## start RECORD LIST

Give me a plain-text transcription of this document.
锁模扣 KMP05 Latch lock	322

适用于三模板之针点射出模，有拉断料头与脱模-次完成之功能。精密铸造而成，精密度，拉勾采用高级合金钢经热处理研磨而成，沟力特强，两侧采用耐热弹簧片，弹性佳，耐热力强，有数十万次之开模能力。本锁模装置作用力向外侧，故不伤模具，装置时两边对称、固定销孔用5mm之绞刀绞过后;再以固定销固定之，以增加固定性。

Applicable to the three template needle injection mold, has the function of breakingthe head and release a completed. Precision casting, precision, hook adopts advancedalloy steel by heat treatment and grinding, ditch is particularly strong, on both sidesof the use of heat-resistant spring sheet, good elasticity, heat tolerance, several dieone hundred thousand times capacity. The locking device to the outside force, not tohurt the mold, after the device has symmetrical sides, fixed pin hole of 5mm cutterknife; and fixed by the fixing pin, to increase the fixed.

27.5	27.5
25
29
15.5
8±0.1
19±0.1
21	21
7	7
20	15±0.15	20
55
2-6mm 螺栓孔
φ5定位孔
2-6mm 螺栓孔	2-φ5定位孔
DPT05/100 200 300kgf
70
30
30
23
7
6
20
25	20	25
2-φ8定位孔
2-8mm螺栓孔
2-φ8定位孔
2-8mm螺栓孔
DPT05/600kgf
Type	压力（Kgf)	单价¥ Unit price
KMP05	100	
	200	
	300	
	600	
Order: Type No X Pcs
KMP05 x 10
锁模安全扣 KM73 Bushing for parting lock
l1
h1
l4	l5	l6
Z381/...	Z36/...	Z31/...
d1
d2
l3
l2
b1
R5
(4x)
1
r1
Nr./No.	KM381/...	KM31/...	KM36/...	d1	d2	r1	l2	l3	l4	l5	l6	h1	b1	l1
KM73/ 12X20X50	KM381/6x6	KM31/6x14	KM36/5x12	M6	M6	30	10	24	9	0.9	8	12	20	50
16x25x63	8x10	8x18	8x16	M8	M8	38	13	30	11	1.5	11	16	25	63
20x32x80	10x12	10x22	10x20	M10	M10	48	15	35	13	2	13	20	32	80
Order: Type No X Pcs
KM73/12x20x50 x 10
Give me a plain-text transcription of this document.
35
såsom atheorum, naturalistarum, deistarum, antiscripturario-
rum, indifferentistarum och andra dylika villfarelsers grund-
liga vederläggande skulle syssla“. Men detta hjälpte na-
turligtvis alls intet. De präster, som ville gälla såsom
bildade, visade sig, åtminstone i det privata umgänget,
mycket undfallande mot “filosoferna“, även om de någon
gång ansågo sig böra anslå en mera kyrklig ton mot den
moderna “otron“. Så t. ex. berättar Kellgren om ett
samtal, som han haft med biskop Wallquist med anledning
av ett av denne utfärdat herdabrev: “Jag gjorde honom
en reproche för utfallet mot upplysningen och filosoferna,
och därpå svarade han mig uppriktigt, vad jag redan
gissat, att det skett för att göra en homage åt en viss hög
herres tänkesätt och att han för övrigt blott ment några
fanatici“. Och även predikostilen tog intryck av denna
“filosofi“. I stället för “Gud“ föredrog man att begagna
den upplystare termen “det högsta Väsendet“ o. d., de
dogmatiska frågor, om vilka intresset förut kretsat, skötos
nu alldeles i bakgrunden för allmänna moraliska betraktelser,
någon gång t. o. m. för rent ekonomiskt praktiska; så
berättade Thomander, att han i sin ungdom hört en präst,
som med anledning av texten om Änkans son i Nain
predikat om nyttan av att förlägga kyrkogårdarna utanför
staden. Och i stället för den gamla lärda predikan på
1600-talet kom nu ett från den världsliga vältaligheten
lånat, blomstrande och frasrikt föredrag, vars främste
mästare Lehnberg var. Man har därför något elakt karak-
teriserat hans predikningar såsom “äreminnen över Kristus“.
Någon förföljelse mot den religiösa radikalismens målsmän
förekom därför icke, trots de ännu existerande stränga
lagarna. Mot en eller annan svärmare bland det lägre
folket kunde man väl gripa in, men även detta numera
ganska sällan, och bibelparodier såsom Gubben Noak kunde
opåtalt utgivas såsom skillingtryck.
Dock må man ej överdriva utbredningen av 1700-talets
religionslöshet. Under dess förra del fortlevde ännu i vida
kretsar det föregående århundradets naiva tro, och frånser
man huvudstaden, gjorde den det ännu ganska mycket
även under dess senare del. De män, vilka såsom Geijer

## end RECORD LIST

**WORK TO COMPLETE:**
Reproduce the material above exactly; please quote every line of it.

**COMPLETE OUTPUT:**
Give me a plain-text transcription of this document.
锁模扣 KMP05 Latch lock	322

适用于三模板之针点射出模，有拉断料头与脱模-次完成之功能。精密铸造而成，精密度，拉勾采用高级合金钢经热处理研磨而成，沟力特强，两侧采用耐热弹簧片，弹性佳，耐热力强，有数十万次之开模能力。本锁模装置作用力向外侧，故不伤模具，装置时两边对称、固定销孔用5mm之绞刀绞过后;再以固定销固定之，以增加固定性。

Applicable to the three template needle injection mold, has the function of breakingthe head and release a completed. Precision casting, precision, hook adopts advancedalloy steel by heat treatment and grinding, ditch is particularly strong, on both sidesof the use of heat-resistant spring sheet, good elasticity, heat tolerance, several dieone hundred thousand times capacity. The locking device to the outside force, not tohurt the mold, after the device has symmetrical sides, fixed pin hole of 5mm cutterknife; and fixed by the fixing pin, to increase the fixed.

27.5	27.5
25
29
15.5
8±0.1
19±0.1
21	21
7	7
20	15±0.15	20
55
2-6mm 螺栓孔
φ5定位孔
2-6mm 螺栓孔	2-φ5定位孔
DPT05/100 200 300kgf
70
30
30
23
7
6
20
25	20	25
2-φ8定位孔
2-8mm螺栓孔
2-φ8定位孔
2-8mm螺栓孔
DPT05/600kgf
Type	压力（Kgf)	单价¥ Unit price
KMP05	100	
	200	
	300	
	600	
Order: Type No X Pcs
KMP05 x 10
锁模安全扣 KM73 Bushing for parting lock
l1
h1
l4	l5	l6
Z381/...	Z36/...	Z31/...
d1
d2
l3
l2
b1
R5
(4x)
1
r1
Nr./No.	KM381/...	KM31/...	KM36/...	d1	d2	r1	l2	l3	l4	l5	l6	h1	b1	l1
KM73/ 12X20X50	KM381/6x6	KM31/6x14	KM36/5x12	M6	M6	30	10	24	9	0.9	8	12	20	50
16x25x63	8x10	8x18	8x16	M8	M8	38	13	30	11	1.5	11	16	25	63
20x32x80	10x12	10x22	10x20	M10	M10	48	15	35	13	2	13	20	32	80
Order: Type No X Pcs
KM73/12x20x50 x 10
Give me a plain-text transcription of this document.
35
såsom atheorum, naturalistarum, deistarum, antiscripturario-
rum, indifferentistarum och andra dylika villfarelsers grund-
liga vederläggande skulle syssla“. Men detta hjälpte na-
turligtvis alls intet. De präster, som ville gälla såsom
bildade, visade sig, åtminstone i det privata umgänget,
mycket undfallande mot “filosoferna“, även om de någon
gång ansågo sig böra anslå en mera kyrklig ton mot den
moderna “otron“. Så t. ex. berättar Kellgren om ett
samtal, som han haft med biskop Wallquist med anledning
av ett av denne utfärdat herdabrev: “Jag gjorde honom
en reproche för utfallet mot upplysningen och filosoferna,
och därpå svarade han mig uppriktigt, vad jag redan
gissat, att det skett för att göra en homage åt en viss hög
herres tänkesätt och att han för övrigt blott ment några
fanatici“. Och även predikostilen tog intryck av denna
“filosofi“. I stället för “Gud“ föredrog man att begagna
den upplystare termen “det högsta Väsendet“ o. d., de
dogmatiska frågor, om vilka intresset förut kretsat, skötos
nu alldeles i bakgrunden för allmänna moraliska betraktelser,
någon gång t. o. m. för rent ekonomiskt praktiska; så
berättade Thomander, att han i sin ungdom hört en präst,
som med anledning av texten om Änkans son i Nain
predikat om nyttan av att förlägga kyrkogårdarna utanför
staden. Och i stället för den gamla lärda predikan på
1600-talet kom nu ett från den världsliga vältaligheten
lånat, blomstrande och frasrikt föredrag, vars främste
mästare Lehnberg var. Man har därför något elakt karak-
teriserat hans predikningar såsom “äreminnen över Kristus“.
Någon förföljelse mot den religiösa radikalismens målsmän
förekom därför icke, trots de ännu existerande stränga
lagarna. Mot en eller annan svärmare bland det lägre
folket kunde man väl gripa in, men även detta numera
ganska sällan, och bibelparodier såsom Gubben Noak kunde
opåtalt utgivas såsom skillingtryck.
Dock må man ej överdriva utbredningen av 1700-talets
religionslöshet. Under dess förra del fortlevde ännu i vida
kretsar det föregående århundradets naiva tro, och frånser
man huvudstaden, gjorde den det ännu ganska mycket
även under dess senare del. De män, vilka såsom Geijer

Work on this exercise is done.